## SET PROBLEM
Locate and copy all lines bearing the word "image".

>> START PROVIDED DATA

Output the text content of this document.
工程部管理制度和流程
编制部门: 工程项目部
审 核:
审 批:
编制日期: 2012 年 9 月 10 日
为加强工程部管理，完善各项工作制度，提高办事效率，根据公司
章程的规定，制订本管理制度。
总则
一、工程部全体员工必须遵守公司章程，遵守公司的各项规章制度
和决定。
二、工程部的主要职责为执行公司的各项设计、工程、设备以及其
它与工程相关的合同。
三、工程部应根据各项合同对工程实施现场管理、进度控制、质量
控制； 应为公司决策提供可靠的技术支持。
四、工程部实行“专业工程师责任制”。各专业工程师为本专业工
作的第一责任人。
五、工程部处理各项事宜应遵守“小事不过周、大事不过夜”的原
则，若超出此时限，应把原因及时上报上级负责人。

>> END PROVIDED DATA
>> START PROVIDED DATA

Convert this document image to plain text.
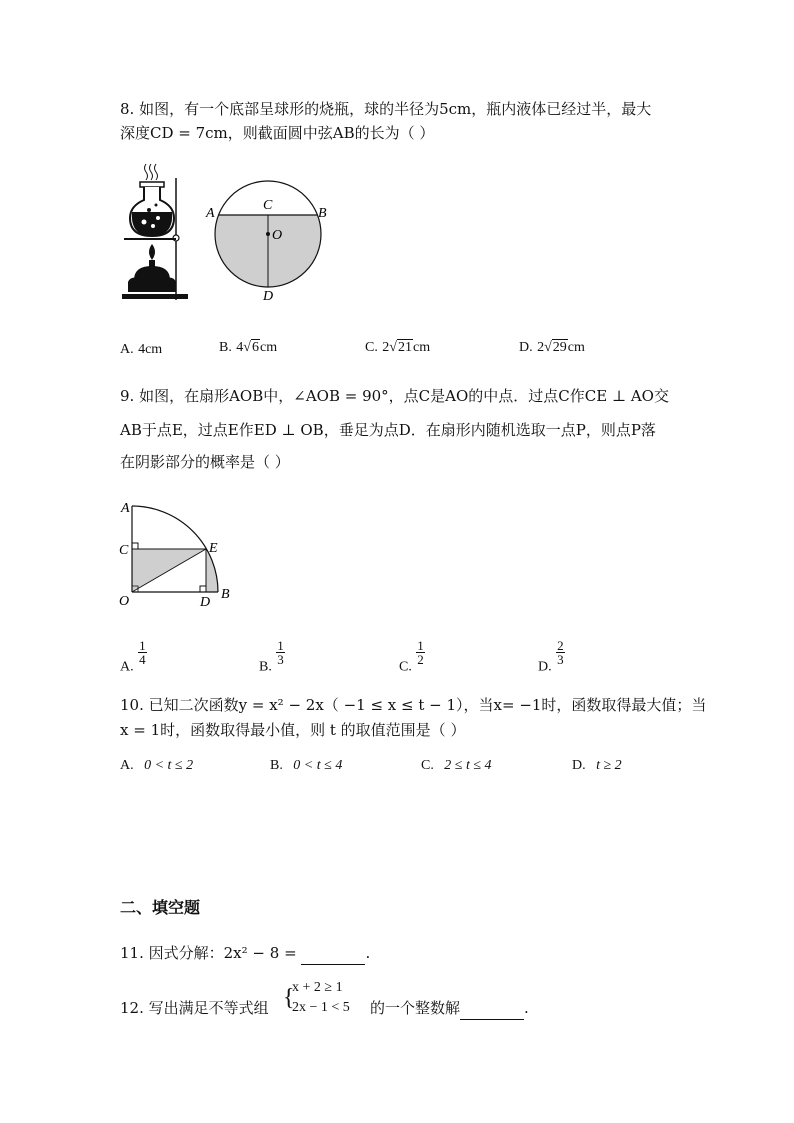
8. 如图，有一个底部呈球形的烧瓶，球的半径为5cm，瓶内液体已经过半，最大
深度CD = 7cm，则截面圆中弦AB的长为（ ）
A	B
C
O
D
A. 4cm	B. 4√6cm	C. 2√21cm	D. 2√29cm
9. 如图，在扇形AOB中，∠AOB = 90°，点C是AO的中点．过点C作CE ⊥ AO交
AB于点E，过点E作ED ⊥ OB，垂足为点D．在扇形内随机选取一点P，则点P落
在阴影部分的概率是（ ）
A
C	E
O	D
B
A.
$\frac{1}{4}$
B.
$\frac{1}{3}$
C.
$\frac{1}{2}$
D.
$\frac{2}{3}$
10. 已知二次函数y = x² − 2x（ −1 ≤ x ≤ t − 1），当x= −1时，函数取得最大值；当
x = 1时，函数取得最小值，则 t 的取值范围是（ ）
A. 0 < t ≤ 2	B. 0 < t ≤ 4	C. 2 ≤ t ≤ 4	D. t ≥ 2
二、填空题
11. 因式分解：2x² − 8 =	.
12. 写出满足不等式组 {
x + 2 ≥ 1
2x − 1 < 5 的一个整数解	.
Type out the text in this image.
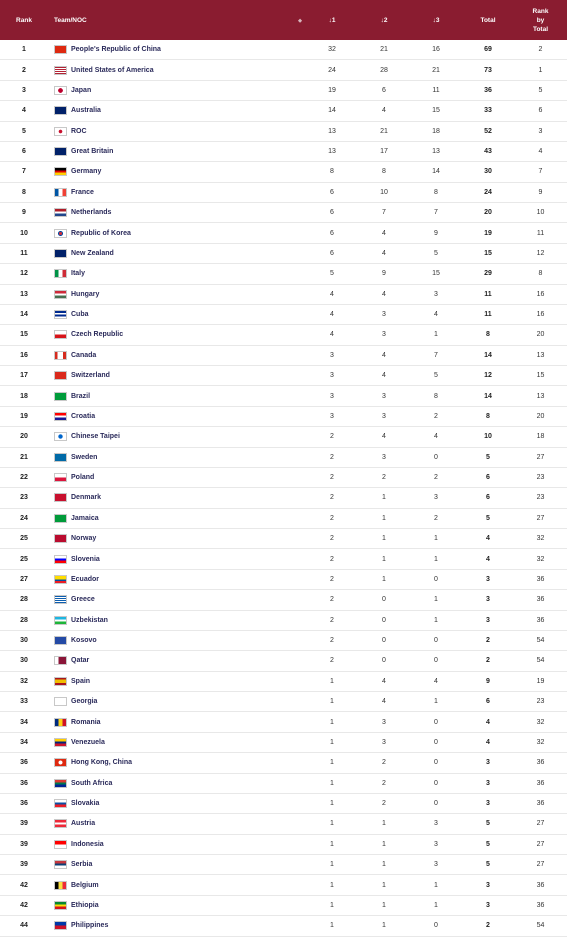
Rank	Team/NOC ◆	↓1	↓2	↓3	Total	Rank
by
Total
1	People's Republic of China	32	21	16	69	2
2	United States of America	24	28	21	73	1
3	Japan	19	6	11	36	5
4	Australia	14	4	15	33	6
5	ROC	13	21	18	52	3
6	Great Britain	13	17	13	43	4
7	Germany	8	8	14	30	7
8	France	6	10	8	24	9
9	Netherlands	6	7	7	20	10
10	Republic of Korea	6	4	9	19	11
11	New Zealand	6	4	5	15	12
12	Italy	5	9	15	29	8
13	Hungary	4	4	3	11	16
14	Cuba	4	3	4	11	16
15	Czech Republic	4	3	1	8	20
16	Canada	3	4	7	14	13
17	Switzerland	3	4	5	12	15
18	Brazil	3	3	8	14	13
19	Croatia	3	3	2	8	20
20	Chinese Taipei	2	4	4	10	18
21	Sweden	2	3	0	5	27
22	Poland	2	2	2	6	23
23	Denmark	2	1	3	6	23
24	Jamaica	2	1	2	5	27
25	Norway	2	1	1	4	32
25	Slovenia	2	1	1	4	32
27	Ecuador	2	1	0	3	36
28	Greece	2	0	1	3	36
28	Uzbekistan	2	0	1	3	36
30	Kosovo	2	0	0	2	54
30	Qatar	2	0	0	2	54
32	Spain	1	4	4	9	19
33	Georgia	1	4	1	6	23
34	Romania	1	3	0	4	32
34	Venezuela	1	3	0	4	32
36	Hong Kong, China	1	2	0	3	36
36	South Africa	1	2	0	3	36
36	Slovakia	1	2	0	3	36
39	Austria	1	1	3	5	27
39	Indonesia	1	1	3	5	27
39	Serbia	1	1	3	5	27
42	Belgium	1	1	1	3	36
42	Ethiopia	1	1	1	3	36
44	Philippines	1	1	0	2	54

>> END PROVIDED DATA

## SOLUTION TO THE EXERCISE
Convert this document image to plain text.
Type out the text in this image.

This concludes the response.